## [WORKING DATA]
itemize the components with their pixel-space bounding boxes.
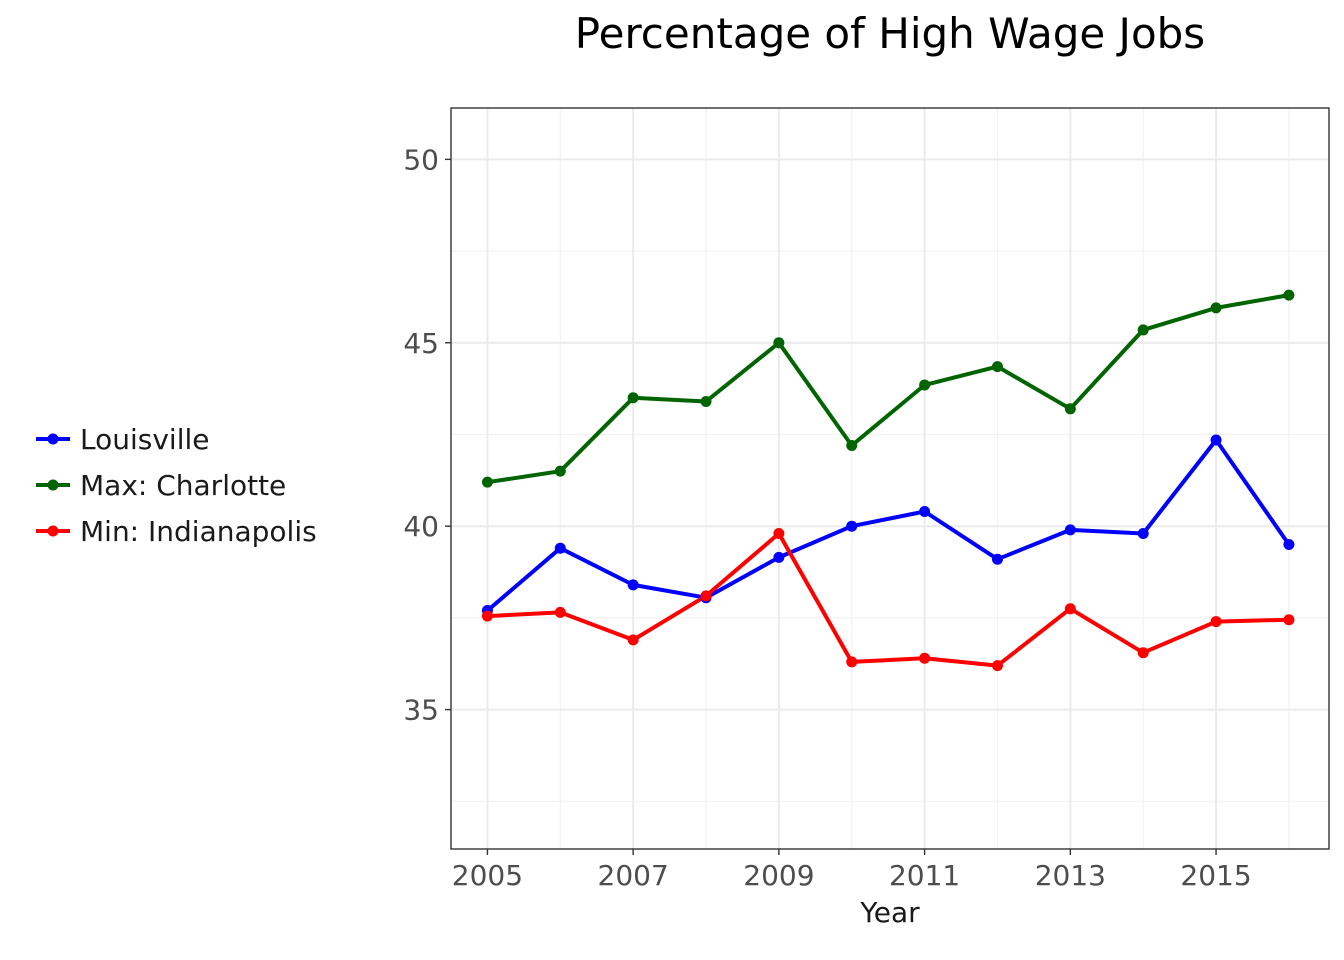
plot-panel [450,107,1330,850]
legend-key-point [47,433,59,445]
data-point-min-indianapolis [627,634,639,646]
data-point-max-charlotte [1064,403,1076,415]
data-point-min-indianapolis [700,590,712,602]
series-points [481,289,1295,672]
x-tick-label: 2011 [889,859,960,892]
data-point-louisville [627,579,639,591]
x-axis: 2005 2007 2009 2011 2013 2015 [452,849,1252,892]
legend-label: Max: Charlotte [80,469,286,502]
legend-label: Min: Indianapolis [80,515,317,548]
x-tick-label: 2015 [1180,859,1251,892]
data-point-min-indianapolis [773,528,785,540]
plot-panel-background [451,108,1329,849]
data-point-max-charlotte [700,395,712,407]
data-point-louisville [1064,524,1076,536]
data-point-louisville [846,520,858,532]
data-point-min-indianapolis [481,610,493,622]
plot-panel-border [450,107,1330,850]
data-point-max-charlotte [1210,302,1222,314]
legend-key-point [47,525,59,537]
series-line-louisville [485,438,1291,613]
series-line-max-charlotte [485,293,1291,485]
data-point-max-charlotte [919,379,931,391]
legend: Louisville Max: Charlotte Min: Indianapoli… [36,423,317,548]
y-tick-label: 35 [403,694,439,727]
data-point-min-indianapolis [919,652,931,664]
x-tick-label: 2009 [743,859,814,892]
data-point-max-charlotte [627,392,639,404]
y-tick-label: 50 [403,143,439,176]
data-point-min-indianapolis [1064,603,1076,615]
data-point-max-charlotte [1137,324,1149,336]
data-point-min-indianapolis [1137,647,1149,659]
legend-key-point [47,479,59,491]
y-tick-label: 40 [403,510,439,543]
data-point-louisville [554,542,566,554]
chart-title: Percentage of High Wage Jobs [575,9,1205,58]
data-point-max-charlotte [1283,289,1295,301]
y-axis: 35 40 45 50 [403,143,451,727]
data-point-min-indianapolis [991,660,1003,672]
data-point-louisville [1210,434,1222,446]
legend-item-min-indianapolis: Min: Indianapolis [36,515,317,548]
data-point-max-charlotte [773,337,785,349]
series-line-min-indianapolis [485,531,1291,668]
data-point-louisville [773,551,785,563]
legend-label: Louisville [80,423,210,456]
x-tick-label: 2005 [452,859,523,892]
data-point-louisville [991,553,1003,565]
data-point-max-charlotte [846,439,858,451]
x-axis-title: Year [859,896,920,929]
data-point-louisville [1137,528,1149,540]
legend-item-louisville: Louisville [36,423,210,456]
legend-item-max-charlotte: Max: Charlotte [36,469,286,502]
data-point-max-charlotte [481,476,493,488]
data-point-min-indianapolis [1210,616,1222,628]
y-tick-label: 45 [403,327,439,360]
data-point-max-charlotte [554,465,566,477]
data-point-louisville [919,506,931,518]
data-point-min-indianapolis [846,656,858,668]
data-point-louisville [1283,539,1295,551]
series-lines [485,293,1291,668]
data-point-min-indianapolis [554,606,566,618]
x-tick-label: 2007 [598,859,669,892]
x-tick-label: 2013 [1035,859,1106,892]
data-point-min-indianapolis [1283,614,1295,626]
data-point-max-charlotte [991,361,1003,373]
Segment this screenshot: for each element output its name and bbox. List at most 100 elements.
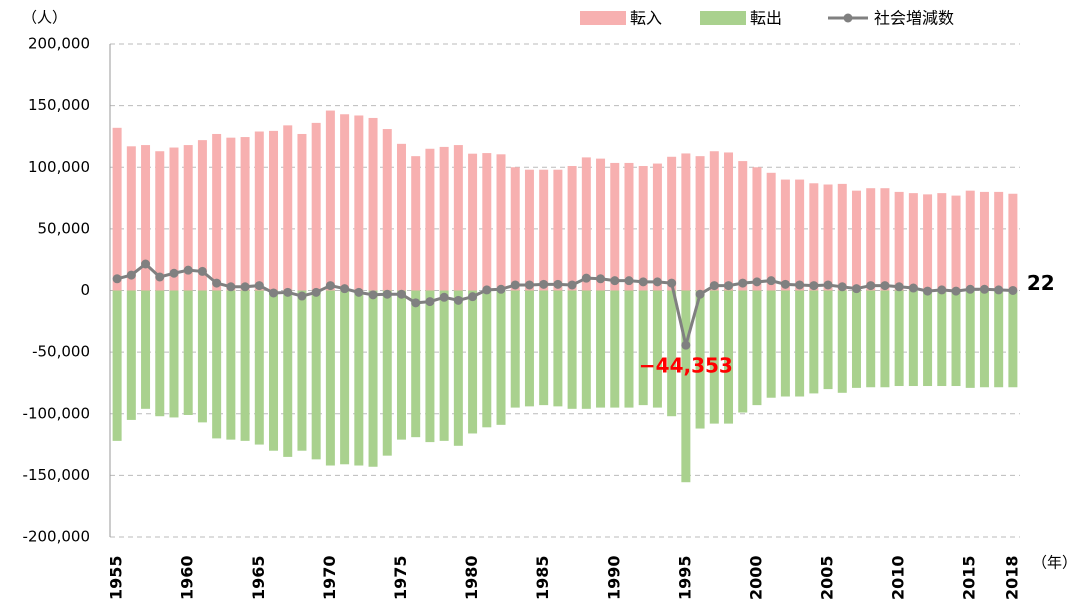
y-tick-label: -200,000: [23, 528, 90, 546]
x-tick-label: 1960: [178, 555, 197, 600]
bar: [311, 122, 321, 291]
bar: [780, 179, 790, 291]
line-marker: [553, 279, 563, 289]
bar: [425, 148, 435, 291]
bar: [141, 290, 151, 409]
x-tick-label: 2018: [1002, 555, 1021, 600]
line-marker: [638, 277, 648, 287]
legend-label: 転出: [750, 9, 782, 28]
line-marker: [311, 287, 321, 297]
x-tick-label: 1955: [107, 555, 126, 600]
bar: [923, 194, 933, 291]
line-marker: [866, 281, 876, 291]
bar: [354, 290, 364, 466]
bar: [880, 188, 890, 291]
bar: [652, 163, 662, 291]
bar: [539, 290, 549, 406]
bar: [667, 156, 677, 291]
bar: [141, 145, 151, 291]
bar: [482, 290, 492, 428]
line-marker: [155, 272, 165, 282]
bar: [510, 167, 520, 291]
line: [116, 262, 1013, 346]
line-marker: [126, 270, 136, 280]
bar: [724, 290, 734, 424]
line-marker: [539, 279, 549, 289]
bar: [823, 290, 833, 390]
bar: [795, 290, 805, 397]
bar: [496, 290, 506, 425]
y-tick-label: -150,000: [23, 466, 90, 484]
bar: [709, 290, 719, 424]
line-marker: [851, 284, 861, 294]
bar: [411, 156, 421, 291]
line-marker: [724, 281, 734, 291]
bar: [880, 290, 890, 388]
line-marker: [709, 281, 719, 291]
bar: [126, 290, 136, 420]
bar: [396, 290, 406, 440]
line-marker: [667, 278, 677, 288]
bar: [453, 290, 463, 446]
bar: [610, 290, 620, 408]
bar: [411, 290, 421, 438]
bar: [496, 154, 506, 291]
line-marker: [766, 276, 776, 286]
bar: [553, 169, 563, 291]
bar: [866, 188, 876, 291]
bar: [439, 290, 449, 441]
bar: [638, 290, 648, 406]
bar: [837, 290, 847, 393]
bar: [240, 137, 250, 291]
line-marker: [439, 292, 449, 302]
x-tick-label: 1980: [462, 555, 481, 600]
bar: [283, 125, 293, 291]
line-marker: [695, 289, 705, 299]
bar: [965, 190, 975, 291]
x-tick-label: 2000: [746, 555, 765, 600]
bar: [979, 191, 989, 291]
bar: [766, 172, 776, 291]
x-unit: （年）: [1032, 554, 1077, 572]
bar: [368, 290, 378, 467]
line-marker: [681, 340, 691, 350]
bar: [596, 290, 606, 408]
bar: [809, 183, 819, 291]
line-marker: [937, 285, 947, 295]
bar: [695, 156, 705, 291]
bar: [112, 290, 122, 441]
bar: [681, 153, 691, 291]
bar: [340, 114, 350, 291]
line-marker: [965, 284, 975, 294]
bar: [524, 290, 534, 407]
line-marker: [269, 288, 279, 298]
bar: [169, 147, 179, 291]
bar: [567, 290, 577, 409]
line-marker: [652, 277, 662, 287]
line-marker: [581, 273, 591, 283]
line-marker: [780, 279, 790, 289]
bar: [269, 130, 279, 291]
line-marker: [283, 287, 293, 297]
bar: [354, 115, 364, 291]
line-marker: [624, 276, 634, 286]
bar: [695, 290, 705, 429]
x-tick-label: 1990: [604, 555, 623, 600]
line-marker: [496, 284, 506, 294]
bar: [112, 127, 122, 291]
bar: [780, 290, 790, 397]
bar: [468, 153, 478, 291]
bar: [866, 290, 876, 388]
bar: [1008, 290, 1018, 388]
bar: [226, 137, 236, 291]
bar: [610, 162, 620, 291]
bar: [126, 146, 136, 291]
line-marker: [837, 282, 847, 292]
bar: [240, 290, 250, 441]
bar: [396, 143, 406, 291]
line-marker: [524, 280, 534, 290]
bar: [667, 290, 677, 417]
x-tick-label: 1975: [391, 555, 410, 600]
bar: [425, 290, 435, 443]
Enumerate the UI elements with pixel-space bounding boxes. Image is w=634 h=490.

## [EXERCISE]
Reproduce every line of the items above verbatim, leaving out the pictures.

## [ANSWER TO THE TASK]
itemize the components with their pixel-space bounding boxes.
plot-panel [450,107,1330,850]
legend-key-point [47,433,59,445]
data-point-min-indianapolis [627,634,639,646]
data-point-max-charlotte [1064,403,1076,415]
data-point-min-indianapolis [700,590,712,602]
series-points [481,289,1295,672]
x-tick-label: 2011 [889,859,960,892]
data-point-louisville [627,579,639,591]
x-axis: 2005 2007 2009 2011 2013 2015 [452,849,1252,892]
legend-label: Max: Charlotte [80,469,286,502]
legend-label: Min: Indianapolis [80,515,317,548]
x-tick-label: 2015 [1180,859,1251,892]
data-point-min-indianapolis [773,528,785,540]
plot-panel-background [451,108,1329,849]
data-point-max-charlotte [700,395,712,407]
data-point-louisville [1064,524,1076,536]
data-point-louisville [846,520,858,532]
data-point-min-indianapolis [481,610,493,622]
plot-panel-border [450,107,1330,850]
data-point-max-charlotte [1210,302,1222,314]
legend-key-point [47,525,59,537]
series-line-louisville [485,438,1291,613]
series-line-max-charlotte [485,293,1291,485]
data-point-max-charlotte [919,379,931,391]
legend: Louisville Max: Charlotte Min: Indianapoli… [36,423,317,548]
y-tick-label: 35 [403,694,439,727]
data-point-min-indianapolis [919,652,931,664]
x-tick-label: 2009 [743,859,814,892]
data-point-max-charlotte [627,392,639,404]
y-tick-label: 50 [403,143,439,176]
data-point-min-indianapolis [1064,603,1076,615]
data-point-max-charlotte [1137,324,1149,336]
data-point-min-indianapolis [1137,647,1149,659]
legend-key-point [47,479,59,491]
y-tick-label: 40 [403,510,439,543]
data-point-louisville [554,542,566,554]
chart-title: Percentage of High Wage Jobs [575,9,1205,58]
data-point-max-charlotte [1283,289,1295,301]
y-axis: 35 40 45 50 [403,143,451,727]
data-point-min-indianapolis [991,660,1003,672]
data-point-louisville [1210,434,1222,446]
legend-item-min-indianapolis: Min: Indianapolis [36,515,317,548]
data-point-max-charlotte [773,337,785,349]
series-line-min-indianapolis [485,531,1291,668]
data-point-louisville [773,551,785,563]
legend-label: Louisville [80,423,210,456]
x-tick-label: 2005 [452,859,523,892]
data-point-louisville [991,553,1003,565]
data-point-max-charlotte [846,439,858,451]
x-axis-title: Year [859,896,920,929]
data-point-louisville [1137,528,1149,540]
legend-item-louisville: Louisville [36,423,210,456]
legend-item-max-charlotte: Max: Charlotte [36,469,286,502]
data-point-max-charlotte [481,476,493,488]
data-point-min-indianapolis [1210,616,1222,628]
y-tick-label: 45 [403,327,439,360]
data-point-max-charlotte [554,465,566,477]
data-point-louisville [919,506,931,518]
data-point-min-indianapolis [846,656,858,668]
data-point-louisville [1283,539,1295,551]
series-lines [485,293,1291,668]
data-point-min-indianapolis [554,606,566,618]
x-tick-label: 2007 [598,859,669,892]
x-tick-label: 2013 [1035,859,1106,892]
data-point-min-indianapolis [1283,614,1295,626]
data-point-max-charlotte [991,361,1003,373]
Segment this screenshot: for each element output its name and bbox. List at most 100 elements.
y-tick-label: -200,000: [23, 528, 90, 546]
x-tick-label: 1960: [178, 555, 197, 600]
bar: [311, 122, 321, 291]
bar: [780, 179, 790, 291]
line-marker: [553, 279, 563, 289]
bar: [425, 148, 435, 291]
bar: [141, 290, 151, 409]
x-tick-label: 2018: [1002, 555, 1021, 600]
line-marker: [638, 277, 648, 287]
legend-label: 転出: [750, 9, 782, 28]
line-marker: [311, 287, 321, 297]
x-tick-label: 1955: [107, 555, 126, 600]
bar: [923, 194, 933, 291]
line-marker: [866, 281, 876, 291]
bar: [354, 290, 364, 466]
bar: [880, 188, 890, 291]
bar: [652, 163, 662, 291]
bar: [539, 290, 549, 406]
bar: [667, 156, 677, 291]
bar: [141, 145, 151, 291]
bar: [482, 290, 492, 428]
line-marker: [155, 272, 165, 282]
bar: [510, 167, 520, 291]
line: [116, 262, 1013, 346]
line-marker: [126, 270, 136, 280]
bar: [724, 290, 734, 424]
line-marker: [539, 279, 549, 289]
bar: [823, 290, 833, 390]
bar: [795, 290, 805, 397]
bar: [496, 290, 506, 425]
y-tick-label: -150,000: [23, 466, 90, 484]
bar: [709, 290, 719, 424]
line-marker: [851, 284, 861, 294]
bar: [411, 156, 421, 291]
line-marker: [724, 281, 734, 291]
bar: [880, 290, 890, 388]
line-marker: [709, 281, 719, 291]
bar: [126, 290, 136, 420]
bar: [396, 290, 406, 440]
line-marker: [667, 278, 677, 288]
bar: [453, 290, 463, 446]
bar: [610, 290, 620, 408]
bar: [411, 290, 421, 438]
bar: [496, 154, 506, 291]
line-marker: [766, 276, 776, 286]
bar: [553, 169, 563, 291]
bar: [866, 188, 876, 291]
bar: [439, 290, 449, 441]
bar: [638, 290, 648, 406]
bar: [837, 290, 847, 393]
bar: [240, 137, 250, 291]
line-marker: [439, 292, 449, 302]
x-tick-label: 1980: [462, 555, 481, 600]
bar: [283, 125, 293, 291]
line-marker: [695, 289, 705, 299]
bar: [965, 190, 975, 291]
x-tick-label: 2000: [746, 555, 765, 600]
bar: [979, 191, 989, 291]
bar: [766, 172, 776, 291]
x-unit: （年）: [1032, 554, 1077, 572]
bar: [368, 290, 378, 467]
line-marker: [681, 340, 691, 350]
bar: [596, 290, 606, 408]
bar: [809, 183, 819, 291]
line-marker: [937, 285, 947, 295]
bar: [695, 156, 705, 291]
bar: [112, 290, 122, 441]
bar: [681, 153, 691, 291]
bar: [340, 114, 350, 291]
line-marker: [965, 284, 975, 294]
bar: [524, 290, 534, 407]
line-marker: [269, 288, 279, 298]
bar: [169, 147, 179, 291]
bar: [567, 290, 577, 409]
line-marker: [652, 277, 662, 287]
line-marker: [581, 273, 591, 283]
line-marker: [780, 279, 790, 289]
bar: [269, 130, 279, 291]
line-marker: [283, 287, 293, 297]
bar: [354, 115, 364, 291]
line-marker: [624, 276, 634, 286]
bar: [695, 290, 705, 429]
x-tick-label: 1990: [604, 555, 623, 600]
line-marker: [496, 284, 506, 294]
bar: [112, 127, 122, 291]
bar: [780, 290, 790, 397]
bar: [468, 153, 478, 291]
bar: [866, 290, 876, 388]
bar: [1008, 290, 1018, 388]
bar: [226, 137, 236, 291]
bar: [610, 162, 620, 291]
bar: [126, 146, 136, 291]
line-marker: [837, 282, 847, 292]
bar: [240, 290, 250, 441]
bar: [396, 143, 406, 291]
line-marker: [524, 280, 534, 290]
bar: [667, 290, 677, 417]
x-tick-label: 1975: [391, 555, 410, 600]
bar: [425, 290, 435, 443]
Enumerate the UI elements with pixel-space bounding boxes. Image is w=634 h=490.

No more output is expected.